■ TASK DIRECTIONS ■
Determine how many lines carry the word "type". Output that number only.

______

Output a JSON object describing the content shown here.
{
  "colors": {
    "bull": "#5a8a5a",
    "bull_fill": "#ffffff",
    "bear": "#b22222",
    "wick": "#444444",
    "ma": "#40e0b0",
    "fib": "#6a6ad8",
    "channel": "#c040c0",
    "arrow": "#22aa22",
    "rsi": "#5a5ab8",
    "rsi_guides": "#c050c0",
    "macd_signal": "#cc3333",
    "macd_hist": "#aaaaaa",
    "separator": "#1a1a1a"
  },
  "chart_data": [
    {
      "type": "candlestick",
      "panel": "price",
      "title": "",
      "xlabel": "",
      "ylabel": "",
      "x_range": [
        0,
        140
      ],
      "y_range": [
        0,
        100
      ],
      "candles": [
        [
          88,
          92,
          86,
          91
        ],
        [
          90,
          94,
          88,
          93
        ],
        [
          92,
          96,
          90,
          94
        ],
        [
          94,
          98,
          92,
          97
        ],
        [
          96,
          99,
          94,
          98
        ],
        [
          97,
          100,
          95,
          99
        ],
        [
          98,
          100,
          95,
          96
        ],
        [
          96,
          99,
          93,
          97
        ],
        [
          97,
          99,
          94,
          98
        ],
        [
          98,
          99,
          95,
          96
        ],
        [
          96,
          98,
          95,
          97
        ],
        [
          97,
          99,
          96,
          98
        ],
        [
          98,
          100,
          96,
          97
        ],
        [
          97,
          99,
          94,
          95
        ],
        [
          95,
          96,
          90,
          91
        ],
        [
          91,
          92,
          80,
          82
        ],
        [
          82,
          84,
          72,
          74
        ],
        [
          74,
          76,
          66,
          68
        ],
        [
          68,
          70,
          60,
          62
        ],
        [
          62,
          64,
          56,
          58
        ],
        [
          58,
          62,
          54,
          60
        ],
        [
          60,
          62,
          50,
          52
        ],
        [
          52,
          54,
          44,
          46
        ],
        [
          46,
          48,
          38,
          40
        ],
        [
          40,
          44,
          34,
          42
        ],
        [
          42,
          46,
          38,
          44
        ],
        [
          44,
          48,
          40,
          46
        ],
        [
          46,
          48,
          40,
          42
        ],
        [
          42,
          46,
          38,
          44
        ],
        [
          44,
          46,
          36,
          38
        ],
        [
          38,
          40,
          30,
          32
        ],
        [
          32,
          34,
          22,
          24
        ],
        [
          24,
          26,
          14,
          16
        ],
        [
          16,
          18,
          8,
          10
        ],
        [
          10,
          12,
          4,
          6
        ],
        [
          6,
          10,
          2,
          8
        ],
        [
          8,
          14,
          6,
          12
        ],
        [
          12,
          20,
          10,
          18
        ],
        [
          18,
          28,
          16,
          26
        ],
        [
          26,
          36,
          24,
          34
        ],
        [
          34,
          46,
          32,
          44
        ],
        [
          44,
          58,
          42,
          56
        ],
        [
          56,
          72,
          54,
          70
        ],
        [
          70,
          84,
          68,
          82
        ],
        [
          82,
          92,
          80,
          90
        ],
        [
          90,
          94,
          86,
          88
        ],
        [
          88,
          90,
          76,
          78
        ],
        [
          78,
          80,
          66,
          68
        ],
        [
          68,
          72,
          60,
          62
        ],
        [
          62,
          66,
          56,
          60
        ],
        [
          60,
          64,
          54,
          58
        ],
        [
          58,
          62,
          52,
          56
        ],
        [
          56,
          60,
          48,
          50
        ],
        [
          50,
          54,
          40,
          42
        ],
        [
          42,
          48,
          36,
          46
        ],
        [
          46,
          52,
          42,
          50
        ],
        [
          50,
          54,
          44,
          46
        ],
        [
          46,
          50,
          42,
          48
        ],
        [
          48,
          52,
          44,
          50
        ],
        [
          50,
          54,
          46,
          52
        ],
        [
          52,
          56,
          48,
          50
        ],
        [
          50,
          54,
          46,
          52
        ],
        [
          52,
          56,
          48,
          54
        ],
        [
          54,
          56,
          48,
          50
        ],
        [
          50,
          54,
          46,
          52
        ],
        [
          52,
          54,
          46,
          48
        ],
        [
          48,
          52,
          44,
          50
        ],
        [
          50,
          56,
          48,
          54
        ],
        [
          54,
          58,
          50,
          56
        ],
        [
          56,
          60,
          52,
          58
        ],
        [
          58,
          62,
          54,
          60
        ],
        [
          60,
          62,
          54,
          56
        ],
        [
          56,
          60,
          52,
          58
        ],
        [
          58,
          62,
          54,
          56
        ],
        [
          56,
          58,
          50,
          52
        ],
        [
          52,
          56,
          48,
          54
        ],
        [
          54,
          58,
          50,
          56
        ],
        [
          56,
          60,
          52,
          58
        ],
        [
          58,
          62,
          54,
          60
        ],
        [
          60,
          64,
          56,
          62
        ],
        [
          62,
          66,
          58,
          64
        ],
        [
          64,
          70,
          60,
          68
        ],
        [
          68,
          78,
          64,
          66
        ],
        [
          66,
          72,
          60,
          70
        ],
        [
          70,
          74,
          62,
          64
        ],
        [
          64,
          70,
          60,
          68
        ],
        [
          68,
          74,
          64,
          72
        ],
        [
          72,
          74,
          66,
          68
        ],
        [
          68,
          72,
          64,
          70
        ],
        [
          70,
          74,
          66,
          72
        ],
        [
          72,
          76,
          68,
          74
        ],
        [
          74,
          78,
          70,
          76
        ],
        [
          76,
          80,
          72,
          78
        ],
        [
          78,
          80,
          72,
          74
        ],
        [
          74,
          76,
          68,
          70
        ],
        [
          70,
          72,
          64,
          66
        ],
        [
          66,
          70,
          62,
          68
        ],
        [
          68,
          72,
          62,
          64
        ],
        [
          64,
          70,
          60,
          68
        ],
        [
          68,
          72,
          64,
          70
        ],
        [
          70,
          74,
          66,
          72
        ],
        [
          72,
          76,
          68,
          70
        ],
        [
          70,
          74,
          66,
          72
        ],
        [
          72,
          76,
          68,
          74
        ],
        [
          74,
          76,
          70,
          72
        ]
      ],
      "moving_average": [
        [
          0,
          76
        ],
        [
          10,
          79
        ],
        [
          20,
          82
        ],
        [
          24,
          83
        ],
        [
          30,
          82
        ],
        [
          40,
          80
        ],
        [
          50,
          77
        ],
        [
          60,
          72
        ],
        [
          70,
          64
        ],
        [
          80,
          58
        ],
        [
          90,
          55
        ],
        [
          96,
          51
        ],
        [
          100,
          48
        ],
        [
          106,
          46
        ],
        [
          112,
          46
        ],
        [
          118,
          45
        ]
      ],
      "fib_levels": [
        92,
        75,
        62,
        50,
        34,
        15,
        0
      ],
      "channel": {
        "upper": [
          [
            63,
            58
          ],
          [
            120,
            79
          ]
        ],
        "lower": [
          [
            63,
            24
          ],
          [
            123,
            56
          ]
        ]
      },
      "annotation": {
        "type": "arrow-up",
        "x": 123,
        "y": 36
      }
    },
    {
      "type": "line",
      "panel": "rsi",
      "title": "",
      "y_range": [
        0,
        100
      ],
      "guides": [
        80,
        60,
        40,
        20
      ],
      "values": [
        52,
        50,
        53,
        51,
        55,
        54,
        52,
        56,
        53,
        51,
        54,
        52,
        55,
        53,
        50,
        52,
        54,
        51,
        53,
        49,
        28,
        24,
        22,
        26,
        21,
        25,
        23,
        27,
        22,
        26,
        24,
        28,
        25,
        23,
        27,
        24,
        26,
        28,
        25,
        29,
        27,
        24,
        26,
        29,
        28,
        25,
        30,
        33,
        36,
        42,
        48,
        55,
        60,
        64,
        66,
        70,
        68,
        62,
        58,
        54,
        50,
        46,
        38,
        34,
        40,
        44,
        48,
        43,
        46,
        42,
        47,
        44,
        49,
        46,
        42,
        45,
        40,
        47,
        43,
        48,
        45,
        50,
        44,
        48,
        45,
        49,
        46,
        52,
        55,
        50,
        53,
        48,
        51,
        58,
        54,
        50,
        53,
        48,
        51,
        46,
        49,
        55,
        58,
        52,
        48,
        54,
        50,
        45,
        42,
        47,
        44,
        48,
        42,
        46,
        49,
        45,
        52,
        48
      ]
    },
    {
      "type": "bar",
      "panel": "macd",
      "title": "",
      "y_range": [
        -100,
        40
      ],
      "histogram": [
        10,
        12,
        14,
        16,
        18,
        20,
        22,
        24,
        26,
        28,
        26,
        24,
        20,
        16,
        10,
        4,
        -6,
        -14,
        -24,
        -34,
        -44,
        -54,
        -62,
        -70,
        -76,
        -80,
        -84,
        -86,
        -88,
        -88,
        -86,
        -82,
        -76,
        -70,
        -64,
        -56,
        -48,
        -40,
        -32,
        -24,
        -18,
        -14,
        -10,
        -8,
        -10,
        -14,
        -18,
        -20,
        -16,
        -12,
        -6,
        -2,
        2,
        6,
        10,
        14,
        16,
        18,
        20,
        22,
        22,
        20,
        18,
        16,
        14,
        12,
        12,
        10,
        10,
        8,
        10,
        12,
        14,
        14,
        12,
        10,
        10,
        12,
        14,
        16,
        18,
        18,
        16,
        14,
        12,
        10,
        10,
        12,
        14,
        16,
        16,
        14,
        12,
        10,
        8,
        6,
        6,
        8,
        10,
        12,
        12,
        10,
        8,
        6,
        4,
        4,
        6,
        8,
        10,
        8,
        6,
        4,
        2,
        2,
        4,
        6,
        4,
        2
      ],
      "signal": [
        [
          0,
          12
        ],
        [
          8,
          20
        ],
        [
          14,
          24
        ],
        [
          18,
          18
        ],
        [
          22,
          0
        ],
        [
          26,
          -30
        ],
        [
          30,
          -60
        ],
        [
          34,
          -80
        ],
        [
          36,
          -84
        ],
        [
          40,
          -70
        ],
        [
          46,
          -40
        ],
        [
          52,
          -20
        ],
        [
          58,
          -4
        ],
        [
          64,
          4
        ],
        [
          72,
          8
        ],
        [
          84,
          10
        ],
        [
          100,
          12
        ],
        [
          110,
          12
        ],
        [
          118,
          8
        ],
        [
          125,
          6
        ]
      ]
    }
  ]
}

______

■ WRITTEN ANSWER ■
4